(Figure record extracts)
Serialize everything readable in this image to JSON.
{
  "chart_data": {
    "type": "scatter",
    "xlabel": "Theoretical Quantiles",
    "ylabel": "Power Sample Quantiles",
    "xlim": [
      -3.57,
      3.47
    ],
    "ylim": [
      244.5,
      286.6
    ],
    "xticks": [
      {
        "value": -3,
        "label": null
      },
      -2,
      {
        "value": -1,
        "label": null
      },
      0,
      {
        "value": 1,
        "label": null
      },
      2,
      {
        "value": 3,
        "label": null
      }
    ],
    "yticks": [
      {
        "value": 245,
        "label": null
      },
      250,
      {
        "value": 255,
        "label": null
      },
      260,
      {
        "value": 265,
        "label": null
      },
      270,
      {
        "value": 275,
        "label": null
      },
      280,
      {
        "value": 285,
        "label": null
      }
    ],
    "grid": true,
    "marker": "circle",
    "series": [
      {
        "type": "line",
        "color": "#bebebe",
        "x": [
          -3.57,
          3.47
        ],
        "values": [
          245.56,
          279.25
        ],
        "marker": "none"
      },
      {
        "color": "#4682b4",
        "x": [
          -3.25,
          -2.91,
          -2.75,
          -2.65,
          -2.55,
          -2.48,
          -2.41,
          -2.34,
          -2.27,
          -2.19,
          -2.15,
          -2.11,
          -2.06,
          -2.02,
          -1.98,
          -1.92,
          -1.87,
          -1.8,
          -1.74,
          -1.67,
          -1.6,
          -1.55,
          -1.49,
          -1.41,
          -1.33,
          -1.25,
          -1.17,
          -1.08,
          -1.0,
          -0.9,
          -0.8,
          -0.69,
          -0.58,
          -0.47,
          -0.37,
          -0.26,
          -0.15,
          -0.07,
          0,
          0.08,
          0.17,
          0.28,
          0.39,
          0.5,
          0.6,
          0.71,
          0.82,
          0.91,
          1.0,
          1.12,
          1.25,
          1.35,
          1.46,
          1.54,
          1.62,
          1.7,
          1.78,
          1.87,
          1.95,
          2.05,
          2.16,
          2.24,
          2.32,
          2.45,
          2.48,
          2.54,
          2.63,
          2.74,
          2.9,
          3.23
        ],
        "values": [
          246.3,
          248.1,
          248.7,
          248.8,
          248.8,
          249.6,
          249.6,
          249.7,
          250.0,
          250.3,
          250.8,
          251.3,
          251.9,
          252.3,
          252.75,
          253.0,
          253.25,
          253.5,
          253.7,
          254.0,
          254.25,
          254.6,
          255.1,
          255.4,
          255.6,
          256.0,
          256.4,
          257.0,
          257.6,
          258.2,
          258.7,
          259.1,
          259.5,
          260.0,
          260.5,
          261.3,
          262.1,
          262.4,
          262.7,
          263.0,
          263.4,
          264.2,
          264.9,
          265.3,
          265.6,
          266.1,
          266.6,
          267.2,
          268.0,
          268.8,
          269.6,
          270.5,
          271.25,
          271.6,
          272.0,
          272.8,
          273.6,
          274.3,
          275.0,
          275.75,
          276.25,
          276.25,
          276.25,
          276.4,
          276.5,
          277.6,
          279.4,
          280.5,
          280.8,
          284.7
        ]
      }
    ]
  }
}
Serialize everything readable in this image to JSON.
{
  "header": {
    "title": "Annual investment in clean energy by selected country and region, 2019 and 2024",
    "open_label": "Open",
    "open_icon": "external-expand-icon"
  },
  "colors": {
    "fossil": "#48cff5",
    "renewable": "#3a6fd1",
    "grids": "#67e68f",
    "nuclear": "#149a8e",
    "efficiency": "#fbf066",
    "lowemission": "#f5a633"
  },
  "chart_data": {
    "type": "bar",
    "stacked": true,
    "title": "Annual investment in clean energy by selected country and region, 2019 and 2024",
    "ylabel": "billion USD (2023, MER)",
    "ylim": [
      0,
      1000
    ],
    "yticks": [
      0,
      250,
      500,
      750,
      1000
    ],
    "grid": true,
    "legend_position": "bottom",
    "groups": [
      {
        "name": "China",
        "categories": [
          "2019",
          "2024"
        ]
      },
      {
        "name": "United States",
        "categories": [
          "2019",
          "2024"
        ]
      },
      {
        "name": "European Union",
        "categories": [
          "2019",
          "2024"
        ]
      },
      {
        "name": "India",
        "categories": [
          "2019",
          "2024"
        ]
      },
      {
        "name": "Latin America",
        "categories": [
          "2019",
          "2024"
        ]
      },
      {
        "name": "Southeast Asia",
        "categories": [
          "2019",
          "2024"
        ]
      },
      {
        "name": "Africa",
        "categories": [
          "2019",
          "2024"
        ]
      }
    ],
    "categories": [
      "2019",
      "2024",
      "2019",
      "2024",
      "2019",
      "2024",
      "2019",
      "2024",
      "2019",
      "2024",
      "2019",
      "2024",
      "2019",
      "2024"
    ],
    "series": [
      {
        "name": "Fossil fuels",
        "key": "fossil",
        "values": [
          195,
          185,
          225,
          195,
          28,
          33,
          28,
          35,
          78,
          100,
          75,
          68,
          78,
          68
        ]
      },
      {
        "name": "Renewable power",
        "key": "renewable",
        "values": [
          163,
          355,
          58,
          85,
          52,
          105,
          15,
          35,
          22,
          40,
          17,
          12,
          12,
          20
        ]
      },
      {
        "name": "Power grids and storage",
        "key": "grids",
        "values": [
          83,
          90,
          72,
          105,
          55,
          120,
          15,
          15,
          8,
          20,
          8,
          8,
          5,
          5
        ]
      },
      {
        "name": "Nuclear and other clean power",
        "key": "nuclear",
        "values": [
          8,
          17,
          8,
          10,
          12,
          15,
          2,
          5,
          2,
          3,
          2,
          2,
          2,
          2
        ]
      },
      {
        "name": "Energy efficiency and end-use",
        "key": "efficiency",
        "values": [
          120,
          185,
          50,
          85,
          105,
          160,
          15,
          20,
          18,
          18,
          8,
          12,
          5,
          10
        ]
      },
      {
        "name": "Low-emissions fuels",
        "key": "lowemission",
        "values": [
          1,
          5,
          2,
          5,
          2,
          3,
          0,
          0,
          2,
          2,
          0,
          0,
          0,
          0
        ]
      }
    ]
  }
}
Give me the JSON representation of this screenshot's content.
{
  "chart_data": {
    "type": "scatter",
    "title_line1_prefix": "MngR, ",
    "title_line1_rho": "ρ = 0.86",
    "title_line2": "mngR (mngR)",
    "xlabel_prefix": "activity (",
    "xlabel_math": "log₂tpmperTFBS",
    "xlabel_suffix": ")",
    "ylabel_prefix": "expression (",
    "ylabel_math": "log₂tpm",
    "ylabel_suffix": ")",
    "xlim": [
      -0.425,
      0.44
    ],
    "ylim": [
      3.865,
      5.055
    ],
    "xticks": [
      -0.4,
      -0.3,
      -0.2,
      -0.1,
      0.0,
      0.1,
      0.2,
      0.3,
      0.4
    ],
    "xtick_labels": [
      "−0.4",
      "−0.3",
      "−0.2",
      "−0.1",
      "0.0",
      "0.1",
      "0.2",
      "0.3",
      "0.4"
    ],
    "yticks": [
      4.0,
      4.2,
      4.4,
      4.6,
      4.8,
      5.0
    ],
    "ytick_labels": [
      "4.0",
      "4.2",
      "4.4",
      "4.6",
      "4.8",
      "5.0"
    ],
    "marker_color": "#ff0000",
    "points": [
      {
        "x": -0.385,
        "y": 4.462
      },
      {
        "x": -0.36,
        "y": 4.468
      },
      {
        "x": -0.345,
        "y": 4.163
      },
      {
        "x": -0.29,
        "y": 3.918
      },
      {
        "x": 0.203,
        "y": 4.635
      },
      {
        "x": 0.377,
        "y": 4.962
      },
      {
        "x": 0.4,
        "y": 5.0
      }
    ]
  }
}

What the task asks
Show all lines from the data above in which the word "efficiency" appears.

Answer for this exercise
    "efficiency": "#fbf066",
        "name": "Energy efficiency and end-use",
        "key": "efficiency",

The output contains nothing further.